» **PROBLEM TO SOLVE**
Where a line of the listing below includes the word "meta", reproduce that line.
━━━━━━
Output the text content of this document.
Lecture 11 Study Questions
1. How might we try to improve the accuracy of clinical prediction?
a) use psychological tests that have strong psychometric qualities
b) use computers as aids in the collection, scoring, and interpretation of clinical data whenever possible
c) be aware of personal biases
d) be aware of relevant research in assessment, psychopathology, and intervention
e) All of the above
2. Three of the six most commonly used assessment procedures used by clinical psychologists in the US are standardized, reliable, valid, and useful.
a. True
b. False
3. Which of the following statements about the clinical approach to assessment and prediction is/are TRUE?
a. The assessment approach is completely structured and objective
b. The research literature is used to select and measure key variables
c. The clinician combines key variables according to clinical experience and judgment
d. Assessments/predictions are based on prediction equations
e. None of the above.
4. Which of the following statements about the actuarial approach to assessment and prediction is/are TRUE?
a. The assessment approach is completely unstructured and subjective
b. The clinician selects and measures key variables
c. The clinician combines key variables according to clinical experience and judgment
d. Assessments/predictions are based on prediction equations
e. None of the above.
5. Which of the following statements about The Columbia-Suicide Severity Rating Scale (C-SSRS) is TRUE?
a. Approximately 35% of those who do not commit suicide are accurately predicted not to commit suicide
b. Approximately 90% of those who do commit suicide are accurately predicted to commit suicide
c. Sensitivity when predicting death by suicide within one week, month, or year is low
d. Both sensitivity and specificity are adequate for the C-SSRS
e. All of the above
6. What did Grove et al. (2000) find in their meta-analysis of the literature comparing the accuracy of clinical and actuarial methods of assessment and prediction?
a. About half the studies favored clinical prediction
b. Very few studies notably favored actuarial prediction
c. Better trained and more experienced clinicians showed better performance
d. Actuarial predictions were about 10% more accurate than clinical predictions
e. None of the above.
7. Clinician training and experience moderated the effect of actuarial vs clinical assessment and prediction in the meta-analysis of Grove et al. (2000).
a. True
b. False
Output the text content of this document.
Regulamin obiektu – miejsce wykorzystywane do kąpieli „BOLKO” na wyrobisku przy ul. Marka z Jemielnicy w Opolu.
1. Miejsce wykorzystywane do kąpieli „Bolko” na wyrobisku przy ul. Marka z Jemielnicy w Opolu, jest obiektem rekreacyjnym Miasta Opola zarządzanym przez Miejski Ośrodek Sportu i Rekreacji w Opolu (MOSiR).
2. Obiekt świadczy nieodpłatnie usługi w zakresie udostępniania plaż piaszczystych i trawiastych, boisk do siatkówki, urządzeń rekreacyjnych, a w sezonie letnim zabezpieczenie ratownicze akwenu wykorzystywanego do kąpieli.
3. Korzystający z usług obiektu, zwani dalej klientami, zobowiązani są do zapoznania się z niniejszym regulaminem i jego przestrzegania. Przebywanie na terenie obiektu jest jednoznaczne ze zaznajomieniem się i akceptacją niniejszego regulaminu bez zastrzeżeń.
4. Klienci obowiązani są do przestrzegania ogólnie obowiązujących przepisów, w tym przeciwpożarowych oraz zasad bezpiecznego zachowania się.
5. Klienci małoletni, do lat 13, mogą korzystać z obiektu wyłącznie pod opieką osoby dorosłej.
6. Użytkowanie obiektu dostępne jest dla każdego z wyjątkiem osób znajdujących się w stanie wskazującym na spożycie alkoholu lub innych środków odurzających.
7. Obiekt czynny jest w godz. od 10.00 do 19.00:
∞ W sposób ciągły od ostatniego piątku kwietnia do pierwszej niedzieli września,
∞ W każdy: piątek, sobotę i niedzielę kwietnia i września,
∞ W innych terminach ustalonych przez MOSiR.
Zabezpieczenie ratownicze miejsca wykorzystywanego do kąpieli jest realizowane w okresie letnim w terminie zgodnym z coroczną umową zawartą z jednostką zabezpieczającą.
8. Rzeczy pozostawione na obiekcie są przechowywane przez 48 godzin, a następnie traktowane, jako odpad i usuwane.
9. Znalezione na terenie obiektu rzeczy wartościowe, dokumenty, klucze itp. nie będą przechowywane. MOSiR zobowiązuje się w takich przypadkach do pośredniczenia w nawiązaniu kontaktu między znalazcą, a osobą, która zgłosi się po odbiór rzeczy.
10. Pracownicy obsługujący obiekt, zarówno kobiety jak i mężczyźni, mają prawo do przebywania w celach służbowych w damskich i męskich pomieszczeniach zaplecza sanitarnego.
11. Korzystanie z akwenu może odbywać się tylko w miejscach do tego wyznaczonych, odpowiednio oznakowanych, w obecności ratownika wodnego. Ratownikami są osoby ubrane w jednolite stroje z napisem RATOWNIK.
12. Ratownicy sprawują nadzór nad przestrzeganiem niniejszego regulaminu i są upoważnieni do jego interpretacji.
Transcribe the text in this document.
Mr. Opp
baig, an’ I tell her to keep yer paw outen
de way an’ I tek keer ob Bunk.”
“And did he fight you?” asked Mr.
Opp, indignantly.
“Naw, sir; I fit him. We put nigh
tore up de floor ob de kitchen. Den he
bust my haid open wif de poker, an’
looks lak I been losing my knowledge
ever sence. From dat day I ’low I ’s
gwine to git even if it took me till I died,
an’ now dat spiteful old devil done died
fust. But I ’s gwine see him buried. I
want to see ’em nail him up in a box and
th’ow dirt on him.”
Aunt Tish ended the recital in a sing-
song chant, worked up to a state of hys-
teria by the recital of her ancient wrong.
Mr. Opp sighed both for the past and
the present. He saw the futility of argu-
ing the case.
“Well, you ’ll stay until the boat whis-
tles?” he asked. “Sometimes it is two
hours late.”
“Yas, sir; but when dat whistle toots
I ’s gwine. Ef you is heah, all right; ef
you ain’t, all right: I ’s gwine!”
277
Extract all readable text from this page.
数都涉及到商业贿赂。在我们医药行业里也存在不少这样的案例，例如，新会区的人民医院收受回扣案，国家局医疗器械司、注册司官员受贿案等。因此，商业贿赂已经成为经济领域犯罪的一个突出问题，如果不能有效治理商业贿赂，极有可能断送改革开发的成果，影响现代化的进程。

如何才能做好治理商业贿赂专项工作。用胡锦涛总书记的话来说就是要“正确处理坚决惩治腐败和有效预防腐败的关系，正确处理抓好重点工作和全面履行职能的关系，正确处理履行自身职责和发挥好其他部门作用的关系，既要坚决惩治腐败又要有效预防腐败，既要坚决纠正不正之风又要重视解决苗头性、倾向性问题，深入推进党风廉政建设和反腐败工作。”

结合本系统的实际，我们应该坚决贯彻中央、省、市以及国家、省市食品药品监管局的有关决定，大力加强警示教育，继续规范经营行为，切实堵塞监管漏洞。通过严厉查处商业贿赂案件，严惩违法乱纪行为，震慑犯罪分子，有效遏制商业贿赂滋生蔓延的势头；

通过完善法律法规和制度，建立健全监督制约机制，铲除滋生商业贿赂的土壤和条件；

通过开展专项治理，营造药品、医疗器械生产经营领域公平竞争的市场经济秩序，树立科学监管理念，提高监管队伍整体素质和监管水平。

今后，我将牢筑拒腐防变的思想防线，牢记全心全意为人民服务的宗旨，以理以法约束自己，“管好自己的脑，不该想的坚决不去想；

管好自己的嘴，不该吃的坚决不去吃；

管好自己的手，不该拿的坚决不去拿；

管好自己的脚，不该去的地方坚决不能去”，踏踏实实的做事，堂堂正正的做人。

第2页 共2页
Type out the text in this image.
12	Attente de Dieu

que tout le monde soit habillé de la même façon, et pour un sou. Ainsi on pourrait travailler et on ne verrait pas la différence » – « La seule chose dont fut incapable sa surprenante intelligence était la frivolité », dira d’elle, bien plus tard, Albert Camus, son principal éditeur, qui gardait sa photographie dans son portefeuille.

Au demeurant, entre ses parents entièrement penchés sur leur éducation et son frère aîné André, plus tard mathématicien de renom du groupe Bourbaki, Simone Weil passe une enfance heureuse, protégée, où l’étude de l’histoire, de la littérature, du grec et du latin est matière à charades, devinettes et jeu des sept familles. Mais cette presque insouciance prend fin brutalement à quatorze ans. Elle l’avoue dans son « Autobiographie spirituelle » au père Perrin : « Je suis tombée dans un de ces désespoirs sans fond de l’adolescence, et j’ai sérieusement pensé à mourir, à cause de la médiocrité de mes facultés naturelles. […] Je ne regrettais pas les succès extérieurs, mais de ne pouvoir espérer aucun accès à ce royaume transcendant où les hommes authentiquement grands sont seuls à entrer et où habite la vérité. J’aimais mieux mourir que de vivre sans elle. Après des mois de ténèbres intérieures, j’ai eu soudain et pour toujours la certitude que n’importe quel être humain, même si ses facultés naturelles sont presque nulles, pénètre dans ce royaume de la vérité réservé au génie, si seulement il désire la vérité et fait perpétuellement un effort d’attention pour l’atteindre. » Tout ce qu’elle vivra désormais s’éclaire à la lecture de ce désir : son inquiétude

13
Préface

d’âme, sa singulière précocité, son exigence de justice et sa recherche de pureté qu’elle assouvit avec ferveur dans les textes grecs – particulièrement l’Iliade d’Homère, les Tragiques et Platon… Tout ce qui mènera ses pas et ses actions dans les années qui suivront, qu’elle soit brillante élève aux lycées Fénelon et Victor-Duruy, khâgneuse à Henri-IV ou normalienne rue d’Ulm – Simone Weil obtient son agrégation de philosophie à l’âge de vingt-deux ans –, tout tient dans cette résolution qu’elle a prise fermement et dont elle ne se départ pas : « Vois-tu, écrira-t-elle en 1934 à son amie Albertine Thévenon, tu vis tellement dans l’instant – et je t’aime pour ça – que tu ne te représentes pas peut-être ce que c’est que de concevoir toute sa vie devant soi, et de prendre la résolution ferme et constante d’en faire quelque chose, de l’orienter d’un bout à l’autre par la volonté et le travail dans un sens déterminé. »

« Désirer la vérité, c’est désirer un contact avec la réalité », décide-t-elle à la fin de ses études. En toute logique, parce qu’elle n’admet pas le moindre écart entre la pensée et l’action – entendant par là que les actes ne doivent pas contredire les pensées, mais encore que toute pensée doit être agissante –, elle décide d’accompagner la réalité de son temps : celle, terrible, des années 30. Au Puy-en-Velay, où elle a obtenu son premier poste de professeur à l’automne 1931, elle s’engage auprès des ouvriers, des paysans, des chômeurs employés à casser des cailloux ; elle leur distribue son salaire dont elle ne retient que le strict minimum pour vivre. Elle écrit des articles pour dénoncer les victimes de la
━━━━━━
» **TASK OUTPUT**
6. What did Grove et al. (2000) find in their meta-analysis of the literature comparing the accuracy of clinical and actuarial methods of assessment and prediction?
7. Clinician training and experience moderated the effect of actuarial vs clinical assessment and prediction in the meta-analysis of Grove et al. (2000).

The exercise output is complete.